### Information supplied
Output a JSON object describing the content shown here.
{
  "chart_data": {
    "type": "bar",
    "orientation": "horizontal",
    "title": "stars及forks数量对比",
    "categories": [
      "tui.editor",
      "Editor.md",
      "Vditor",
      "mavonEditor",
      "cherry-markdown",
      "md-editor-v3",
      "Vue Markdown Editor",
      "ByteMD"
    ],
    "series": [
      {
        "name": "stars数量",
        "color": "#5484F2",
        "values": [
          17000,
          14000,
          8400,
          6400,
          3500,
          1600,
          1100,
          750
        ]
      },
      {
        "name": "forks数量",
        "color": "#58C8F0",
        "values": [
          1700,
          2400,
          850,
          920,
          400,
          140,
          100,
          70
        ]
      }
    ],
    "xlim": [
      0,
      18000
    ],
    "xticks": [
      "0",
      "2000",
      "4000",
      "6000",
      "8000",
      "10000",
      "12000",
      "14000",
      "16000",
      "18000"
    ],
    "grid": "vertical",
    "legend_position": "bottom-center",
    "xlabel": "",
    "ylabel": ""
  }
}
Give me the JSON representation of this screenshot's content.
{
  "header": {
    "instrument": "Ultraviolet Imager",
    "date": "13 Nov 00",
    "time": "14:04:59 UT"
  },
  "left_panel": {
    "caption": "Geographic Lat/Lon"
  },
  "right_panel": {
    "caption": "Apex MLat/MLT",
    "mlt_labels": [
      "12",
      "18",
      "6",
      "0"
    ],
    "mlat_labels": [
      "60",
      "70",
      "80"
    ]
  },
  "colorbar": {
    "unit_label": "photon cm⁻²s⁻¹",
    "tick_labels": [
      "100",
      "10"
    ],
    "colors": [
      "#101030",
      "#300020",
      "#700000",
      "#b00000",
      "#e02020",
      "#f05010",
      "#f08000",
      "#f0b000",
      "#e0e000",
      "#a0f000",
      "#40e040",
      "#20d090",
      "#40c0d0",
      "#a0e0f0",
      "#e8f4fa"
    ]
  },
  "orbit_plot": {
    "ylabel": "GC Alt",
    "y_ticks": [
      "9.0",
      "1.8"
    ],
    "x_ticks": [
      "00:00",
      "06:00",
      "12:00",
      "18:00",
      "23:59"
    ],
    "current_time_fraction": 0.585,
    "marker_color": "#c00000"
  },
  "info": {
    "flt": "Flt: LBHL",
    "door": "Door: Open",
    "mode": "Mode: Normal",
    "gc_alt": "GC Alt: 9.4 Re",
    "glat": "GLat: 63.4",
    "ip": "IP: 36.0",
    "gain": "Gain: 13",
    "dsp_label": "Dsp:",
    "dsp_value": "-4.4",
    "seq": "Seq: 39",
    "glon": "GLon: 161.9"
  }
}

### What is required
Repeat every entry exactly, please.

### Output of the exercise
Output a JSON object describing the content shown here.
{
  "chart_data": {
    "type": "bar",
    "orientation": "horizontal",
    "title": "stars及forks数量对比",
    "categories": [
      "tui.editor",
      "Editor.md",
      "Vditor",
      "mavonEditor",
      "cherry-markdown",
      "md-editor-v3",
      "Vue Markdown Editor",
      "ByteMD"
    ],
    "series": [
      {
        "name": "stars数量",
        "color": "#5484F2",
        "values": [
          17000,
          14000,
          8400,
          6400,
          3500,
          1600,
          1100,
          750
        ]
      },
      {
        "name": "forks数量",
        "color": "#58C8F0",
        "values": [
          1700,
          2400,
          850,
          920,
          400,
          140,
          100,
          70
        ]
      }
    ],
    "xlim": [
      0,
      18000
    ],
    "xticks": [
      "0",
      "2000",
      "4000",
      "6000",
      "8000",
      "10000",
      "12000",
      "14000",
      "16000",
      "18000"
    ],
    "grid": "vertical",
    "legend_position": "bottom-center",
    "xlabel": "",
    "ylabel": ""
  }
}
Give me the JSON representation of this screenshot's content.
{
  "header": {
    "instrument": "Ultraviolet Imager",
    "date": "13 Nov 00",
    "time": "14:04:59 UT"
  },
  "left_panel": {
    "caption": "Geographic Lat/Lon"
  },
  "right_panel": {
    "caption": "Apex MLat/MLT",
    "mlt_labels": [
      "12",
      "18",
      "6",
      "0"
    ],
    "mlat_labels": [
      "60",
      "70",
      "80"
    ]
  },
  "colorbar": {
    "unit_label": "photon cm⁻²s⁻¹",
    "tick_labels": [
      "100",
      "10"
    ],
    "colors": [
      "#101030",
      "#300020",
      "#700000",
      "#b00000",
      "#e02020",
      "#f05010",
      "#f08000",
      "#f0b000",
      "#e0e000",
      "#a0f000",
      "#40e040",
      "#20d090",
      "#40c0d0",
      "#a0e0f0",
      "#e8f4fa"
    ]
  },
  "orbit_plot": {
    "ylabel": "GC Alt",
    "y_ticks": [
      "9.0",
      "1.8"
    ],
    "x_ticks": [
      "00:00",
      "06:00",
      "12:00",
      "18:00",
      "23:59"
    ],
    "current_time_fraction": 0.585,
    "marker_color": "#c00000"
  },
  "info": {
    "flt": "Flt: LBHL",
    "door": "Door: Open",
    "mode": "Mode: Normal",
    "gc_alt": "GC Alt: 9.4 Re",
    "glat": "GLat: 63.4",
    "ip": "IP: 36.0",
    "gain": "Gain: 13",
    "dsp_label": "Dsp:",
    "dsp_value": "-4.4",
    "seq": "Seq: 39",
    "glon": "GLon: 161.9"
  }
}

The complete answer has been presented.